→ **EXERCISE AIM**: Pick out each line of the records in which the word "Time" appears.

Records excerpted from a collection:
start

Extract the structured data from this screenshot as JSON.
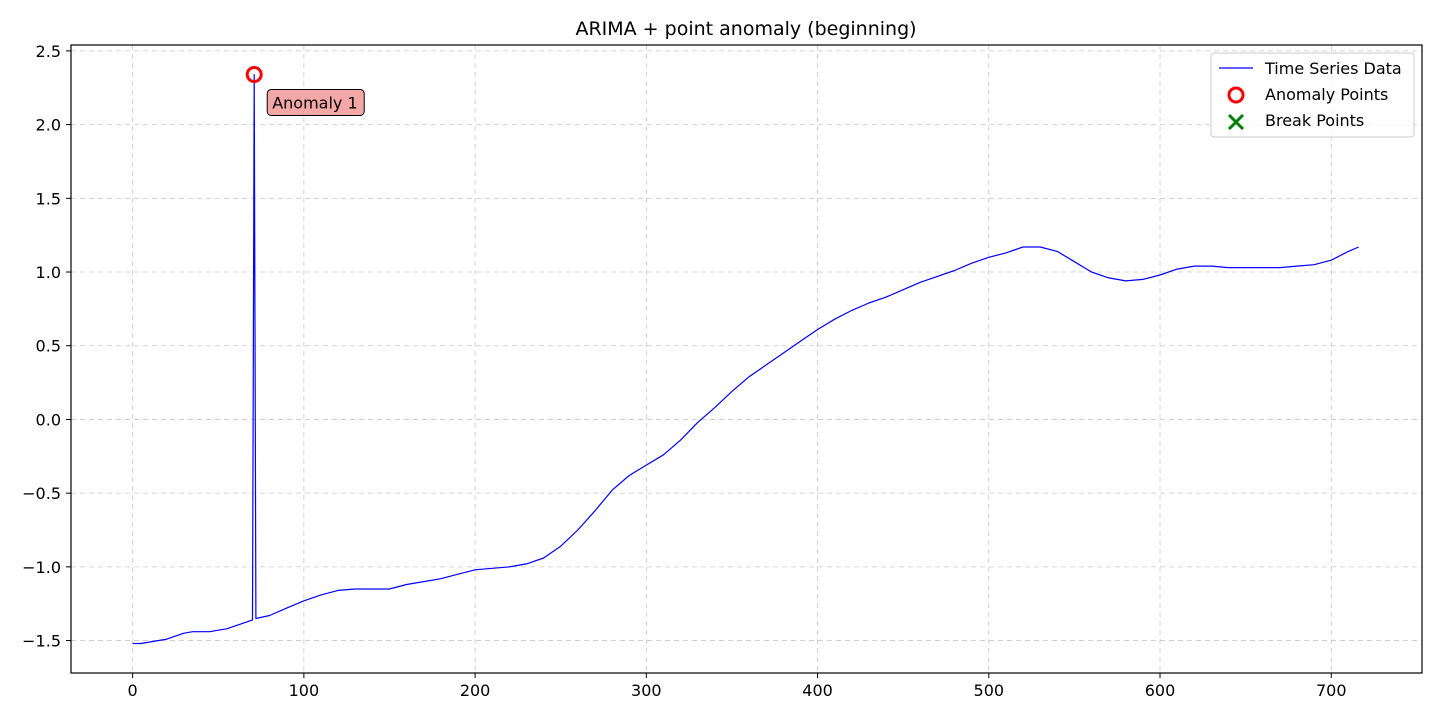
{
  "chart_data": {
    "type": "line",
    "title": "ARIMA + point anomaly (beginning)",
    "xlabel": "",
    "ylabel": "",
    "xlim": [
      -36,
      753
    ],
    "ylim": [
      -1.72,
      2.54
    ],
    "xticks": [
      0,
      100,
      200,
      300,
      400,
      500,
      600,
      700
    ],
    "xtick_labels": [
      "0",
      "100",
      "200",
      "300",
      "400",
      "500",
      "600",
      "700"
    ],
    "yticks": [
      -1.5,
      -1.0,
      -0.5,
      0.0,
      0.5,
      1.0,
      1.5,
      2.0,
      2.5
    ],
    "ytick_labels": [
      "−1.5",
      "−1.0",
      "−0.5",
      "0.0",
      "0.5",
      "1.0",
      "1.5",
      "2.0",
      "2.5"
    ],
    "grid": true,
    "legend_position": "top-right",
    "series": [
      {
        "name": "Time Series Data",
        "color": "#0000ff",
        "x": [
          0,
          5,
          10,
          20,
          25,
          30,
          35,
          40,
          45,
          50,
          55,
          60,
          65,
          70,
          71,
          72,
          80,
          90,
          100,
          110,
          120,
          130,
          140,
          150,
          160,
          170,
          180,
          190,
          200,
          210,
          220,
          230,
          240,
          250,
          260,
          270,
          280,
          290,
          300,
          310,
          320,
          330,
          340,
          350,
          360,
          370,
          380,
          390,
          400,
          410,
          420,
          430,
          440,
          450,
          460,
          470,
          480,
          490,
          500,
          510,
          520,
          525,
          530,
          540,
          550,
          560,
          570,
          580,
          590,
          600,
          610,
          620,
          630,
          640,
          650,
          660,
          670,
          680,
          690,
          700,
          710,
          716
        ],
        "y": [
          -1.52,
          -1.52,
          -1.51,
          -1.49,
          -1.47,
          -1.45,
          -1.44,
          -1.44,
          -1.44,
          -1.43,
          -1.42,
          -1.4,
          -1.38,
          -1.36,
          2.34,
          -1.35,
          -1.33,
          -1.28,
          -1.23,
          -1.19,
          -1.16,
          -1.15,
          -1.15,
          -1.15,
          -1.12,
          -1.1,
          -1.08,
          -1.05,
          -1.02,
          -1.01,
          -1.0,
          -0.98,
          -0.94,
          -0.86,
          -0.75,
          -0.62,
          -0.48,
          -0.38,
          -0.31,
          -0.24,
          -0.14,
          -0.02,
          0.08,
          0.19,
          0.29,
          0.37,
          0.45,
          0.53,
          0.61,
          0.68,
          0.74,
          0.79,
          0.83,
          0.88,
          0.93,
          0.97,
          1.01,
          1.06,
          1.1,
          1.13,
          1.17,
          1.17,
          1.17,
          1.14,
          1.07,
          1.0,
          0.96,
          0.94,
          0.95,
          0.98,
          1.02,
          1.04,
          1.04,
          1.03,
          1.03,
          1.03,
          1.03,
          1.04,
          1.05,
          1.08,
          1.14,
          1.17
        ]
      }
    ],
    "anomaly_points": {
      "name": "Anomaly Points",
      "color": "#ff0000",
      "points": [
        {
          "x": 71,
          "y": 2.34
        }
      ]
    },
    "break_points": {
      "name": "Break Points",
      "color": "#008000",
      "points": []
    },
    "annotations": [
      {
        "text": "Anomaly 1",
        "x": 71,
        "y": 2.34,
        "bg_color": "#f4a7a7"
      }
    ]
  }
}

end
start

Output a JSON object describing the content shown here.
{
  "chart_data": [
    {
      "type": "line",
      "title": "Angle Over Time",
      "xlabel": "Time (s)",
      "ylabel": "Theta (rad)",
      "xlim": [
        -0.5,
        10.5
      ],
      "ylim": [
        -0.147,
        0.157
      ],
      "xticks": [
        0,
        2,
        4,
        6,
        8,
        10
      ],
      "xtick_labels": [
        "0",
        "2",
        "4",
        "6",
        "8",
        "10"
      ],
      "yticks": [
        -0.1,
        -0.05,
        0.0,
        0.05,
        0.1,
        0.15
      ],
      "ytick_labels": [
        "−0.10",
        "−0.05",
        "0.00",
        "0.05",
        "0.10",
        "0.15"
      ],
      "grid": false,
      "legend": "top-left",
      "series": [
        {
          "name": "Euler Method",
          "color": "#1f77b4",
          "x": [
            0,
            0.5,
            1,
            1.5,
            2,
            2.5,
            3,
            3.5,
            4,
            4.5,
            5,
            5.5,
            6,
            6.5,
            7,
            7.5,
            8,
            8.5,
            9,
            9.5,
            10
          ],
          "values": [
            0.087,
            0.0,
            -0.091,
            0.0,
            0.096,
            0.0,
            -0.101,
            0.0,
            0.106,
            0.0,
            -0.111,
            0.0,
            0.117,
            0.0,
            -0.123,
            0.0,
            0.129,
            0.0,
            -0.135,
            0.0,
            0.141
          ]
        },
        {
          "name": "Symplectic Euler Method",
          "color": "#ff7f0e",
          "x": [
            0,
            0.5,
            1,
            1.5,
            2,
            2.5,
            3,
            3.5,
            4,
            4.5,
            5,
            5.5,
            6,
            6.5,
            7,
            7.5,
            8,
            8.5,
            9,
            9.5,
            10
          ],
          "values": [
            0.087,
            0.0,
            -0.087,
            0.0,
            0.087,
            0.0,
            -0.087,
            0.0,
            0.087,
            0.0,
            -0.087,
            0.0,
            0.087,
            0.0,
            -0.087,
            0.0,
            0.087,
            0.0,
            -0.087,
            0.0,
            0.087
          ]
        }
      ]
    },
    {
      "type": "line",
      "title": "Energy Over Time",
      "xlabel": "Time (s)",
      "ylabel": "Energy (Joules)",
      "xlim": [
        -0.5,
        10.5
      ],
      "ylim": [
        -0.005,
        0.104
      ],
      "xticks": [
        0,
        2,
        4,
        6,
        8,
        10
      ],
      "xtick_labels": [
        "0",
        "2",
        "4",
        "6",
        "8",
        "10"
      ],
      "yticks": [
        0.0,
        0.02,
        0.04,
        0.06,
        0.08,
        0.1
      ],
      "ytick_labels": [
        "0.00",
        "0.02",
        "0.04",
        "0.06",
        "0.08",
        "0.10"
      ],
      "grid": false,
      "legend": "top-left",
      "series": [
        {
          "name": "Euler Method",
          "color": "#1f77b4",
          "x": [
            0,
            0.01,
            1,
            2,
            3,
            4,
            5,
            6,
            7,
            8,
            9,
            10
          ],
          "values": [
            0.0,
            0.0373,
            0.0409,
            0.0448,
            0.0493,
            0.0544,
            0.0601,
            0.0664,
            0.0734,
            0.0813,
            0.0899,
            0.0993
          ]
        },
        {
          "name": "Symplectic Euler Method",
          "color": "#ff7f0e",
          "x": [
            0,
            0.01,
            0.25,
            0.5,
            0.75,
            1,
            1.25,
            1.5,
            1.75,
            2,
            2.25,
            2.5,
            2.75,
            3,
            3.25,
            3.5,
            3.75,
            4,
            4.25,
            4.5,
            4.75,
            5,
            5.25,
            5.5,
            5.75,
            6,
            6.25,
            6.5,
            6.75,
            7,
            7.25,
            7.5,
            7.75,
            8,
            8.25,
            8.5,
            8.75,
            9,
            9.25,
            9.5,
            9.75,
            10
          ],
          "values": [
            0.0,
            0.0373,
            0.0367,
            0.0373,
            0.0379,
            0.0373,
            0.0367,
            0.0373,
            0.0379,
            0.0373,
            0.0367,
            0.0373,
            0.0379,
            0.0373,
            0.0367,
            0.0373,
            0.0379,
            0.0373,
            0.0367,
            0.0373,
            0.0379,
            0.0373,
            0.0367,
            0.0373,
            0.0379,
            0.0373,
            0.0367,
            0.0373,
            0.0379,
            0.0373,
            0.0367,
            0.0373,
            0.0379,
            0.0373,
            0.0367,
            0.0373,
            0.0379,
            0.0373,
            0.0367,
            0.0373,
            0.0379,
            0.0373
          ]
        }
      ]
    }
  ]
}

end

→ **EXPECTED ANSWER**:
        "name": "Time Series Data",
      "title": "Angle Over Time",
      "xlabel": "Time (s)",
      "title": "Energy Over Time",
      "xlabel": "Time (s)",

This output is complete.